* **What needs to be done**:
Tally the lines that include "title". Output the number only.

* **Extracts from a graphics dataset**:
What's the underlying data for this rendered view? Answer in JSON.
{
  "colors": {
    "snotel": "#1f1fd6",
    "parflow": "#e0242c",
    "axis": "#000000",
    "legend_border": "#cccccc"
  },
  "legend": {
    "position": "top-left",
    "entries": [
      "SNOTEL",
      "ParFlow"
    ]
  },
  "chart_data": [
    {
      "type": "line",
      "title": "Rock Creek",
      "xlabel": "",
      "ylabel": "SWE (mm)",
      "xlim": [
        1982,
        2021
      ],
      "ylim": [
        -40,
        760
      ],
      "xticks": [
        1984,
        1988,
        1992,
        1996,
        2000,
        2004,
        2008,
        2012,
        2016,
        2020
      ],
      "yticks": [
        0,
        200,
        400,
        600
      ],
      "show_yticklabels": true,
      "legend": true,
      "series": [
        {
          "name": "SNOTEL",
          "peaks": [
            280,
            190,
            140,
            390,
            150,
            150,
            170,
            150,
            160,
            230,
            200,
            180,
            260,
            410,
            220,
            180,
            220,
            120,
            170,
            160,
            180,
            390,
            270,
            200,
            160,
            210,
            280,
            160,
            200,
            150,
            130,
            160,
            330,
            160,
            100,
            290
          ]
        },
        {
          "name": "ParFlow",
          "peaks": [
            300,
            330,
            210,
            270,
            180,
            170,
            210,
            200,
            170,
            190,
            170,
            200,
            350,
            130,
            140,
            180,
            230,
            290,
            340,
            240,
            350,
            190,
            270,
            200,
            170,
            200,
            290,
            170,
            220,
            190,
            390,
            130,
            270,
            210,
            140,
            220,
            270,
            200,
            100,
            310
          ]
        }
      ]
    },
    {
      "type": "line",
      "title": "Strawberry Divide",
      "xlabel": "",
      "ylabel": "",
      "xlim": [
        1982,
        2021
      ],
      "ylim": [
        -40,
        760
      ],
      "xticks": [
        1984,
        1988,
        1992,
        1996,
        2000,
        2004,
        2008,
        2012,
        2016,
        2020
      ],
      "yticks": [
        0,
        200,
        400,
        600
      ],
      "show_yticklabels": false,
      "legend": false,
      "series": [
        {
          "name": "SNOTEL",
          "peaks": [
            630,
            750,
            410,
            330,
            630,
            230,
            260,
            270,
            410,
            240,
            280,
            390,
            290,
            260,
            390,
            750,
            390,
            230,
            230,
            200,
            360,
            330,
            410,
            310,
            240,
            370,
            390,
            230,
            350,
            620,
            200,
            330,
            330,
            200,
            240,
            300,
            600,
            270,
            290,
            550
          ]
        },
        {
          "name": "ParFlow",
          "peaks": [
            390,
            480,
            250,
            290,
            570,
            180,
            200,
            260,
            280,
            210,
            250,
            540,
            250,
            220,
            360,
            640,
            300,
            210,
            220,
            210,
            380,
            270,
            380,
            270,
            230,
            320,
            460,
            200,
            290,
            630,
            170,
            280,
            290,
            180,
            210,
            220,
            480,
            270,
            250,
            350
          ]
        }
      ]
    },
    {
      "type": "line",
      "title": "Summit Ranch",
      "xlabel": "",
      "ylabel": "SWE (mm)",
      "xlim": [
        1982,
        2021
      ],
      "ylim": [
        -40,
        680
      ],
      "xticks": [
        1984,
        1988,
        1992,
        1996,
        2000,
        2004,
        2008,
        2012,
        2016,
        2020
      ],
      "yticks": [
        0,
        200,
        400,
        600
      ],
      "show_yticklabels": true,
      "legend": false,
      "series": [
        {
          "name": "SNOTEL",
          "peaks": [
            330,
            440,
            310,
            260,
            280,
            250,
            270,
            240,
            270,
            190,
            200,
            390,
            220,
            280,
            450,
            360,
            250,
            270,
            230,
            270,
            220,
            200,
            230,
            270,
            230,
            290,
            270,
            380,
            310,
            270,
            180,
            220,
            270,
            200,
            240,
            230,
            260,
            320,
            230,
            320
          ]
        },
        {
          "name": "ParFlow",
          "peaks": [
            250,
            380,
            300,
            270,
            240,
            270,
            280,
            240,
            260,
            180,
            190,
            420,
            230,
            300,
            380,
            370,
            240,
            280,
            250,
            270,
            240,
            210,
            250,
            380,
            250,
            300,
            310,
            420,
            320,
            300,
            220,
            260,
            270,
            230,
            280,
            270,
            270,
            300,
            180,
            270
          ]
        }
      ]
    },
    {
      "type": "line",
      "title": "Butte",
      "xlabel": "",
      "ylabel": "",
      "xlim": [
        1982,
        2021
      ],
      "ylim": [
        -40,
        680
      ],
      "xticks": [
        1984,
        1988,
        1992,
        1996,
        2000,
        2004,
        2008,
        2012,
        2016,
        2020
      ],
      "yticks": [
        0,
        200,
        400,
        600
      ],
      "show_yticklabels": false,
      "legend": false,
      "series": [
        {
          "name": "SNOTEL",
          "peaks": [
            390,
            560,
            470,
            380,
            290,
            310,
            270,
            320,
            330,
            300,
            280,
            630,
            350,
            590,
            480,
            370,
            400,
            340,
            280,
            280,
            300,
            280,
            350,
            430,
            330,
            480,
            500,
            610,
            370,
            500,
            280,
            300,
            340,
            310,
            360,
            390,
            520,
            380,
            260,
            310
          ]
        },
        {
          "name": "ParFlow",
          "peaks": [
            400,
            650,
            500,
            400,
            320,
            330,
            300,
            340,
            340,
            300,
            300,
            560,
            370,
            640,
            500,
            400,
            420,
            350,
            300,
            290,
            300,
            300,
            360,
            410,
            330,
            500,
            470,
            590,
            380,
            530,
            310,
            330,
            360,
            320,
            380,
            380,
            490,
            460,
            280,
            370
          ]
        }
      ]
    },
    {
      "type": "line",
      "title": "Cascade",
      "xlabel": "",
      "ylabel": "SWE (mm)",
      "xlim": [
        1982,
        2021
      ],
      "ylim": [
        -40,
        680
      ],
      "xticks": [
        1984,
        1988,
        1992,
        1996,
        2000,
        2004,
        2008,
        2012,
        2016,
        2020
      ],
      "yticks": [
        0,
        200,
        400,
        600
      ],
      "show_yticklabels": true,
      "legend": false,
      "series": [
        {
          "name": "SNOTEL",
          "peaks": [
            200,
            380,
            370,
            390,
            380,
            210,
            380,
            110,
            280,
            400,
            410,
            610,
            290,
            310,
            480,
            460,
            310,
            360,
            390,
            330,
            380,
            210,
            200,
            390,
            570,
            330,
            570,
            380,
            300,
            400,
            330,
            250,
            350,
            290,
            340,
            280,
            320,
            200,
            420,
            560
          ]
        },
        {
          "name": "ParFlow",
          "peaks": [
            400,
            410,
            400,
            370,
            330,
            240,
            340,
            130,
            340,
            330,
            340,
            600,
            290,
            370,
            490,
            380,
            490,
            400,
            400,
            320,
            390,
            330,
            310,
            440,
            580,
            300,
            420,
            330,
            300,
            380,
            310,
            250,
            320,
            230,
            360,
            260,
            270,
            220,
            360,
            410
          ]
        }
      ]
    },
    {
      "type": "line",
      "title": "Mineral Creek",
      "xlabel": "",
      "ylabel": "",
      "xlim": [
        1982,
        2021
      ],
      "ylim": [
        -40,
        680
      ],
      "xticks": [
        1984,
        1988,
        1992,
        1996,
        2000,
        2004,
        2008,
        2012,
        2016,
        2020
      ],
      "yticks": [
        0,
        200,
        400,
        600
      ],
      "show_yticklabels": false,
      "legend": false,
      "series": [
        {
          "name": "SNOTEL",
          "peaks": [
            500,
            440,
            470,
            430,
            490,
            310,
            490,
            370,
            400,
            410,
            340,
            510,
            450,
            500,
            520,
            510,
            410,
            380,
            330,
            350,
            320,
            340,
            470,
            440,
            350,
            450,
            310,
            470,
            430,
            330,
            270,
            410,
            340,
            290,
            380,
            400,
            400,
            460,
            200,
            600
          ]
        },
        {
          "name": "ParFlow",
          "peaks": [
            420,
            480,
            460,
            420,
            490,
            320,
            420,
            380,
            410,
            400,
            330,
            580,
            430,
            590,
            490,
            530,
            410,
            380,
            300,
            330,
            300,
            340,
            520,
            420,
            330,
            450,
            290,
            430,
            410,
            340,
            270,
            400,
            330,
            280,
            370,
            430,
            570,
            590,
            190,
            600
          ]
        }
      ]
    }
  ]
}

* **Answer to this exercise**:
6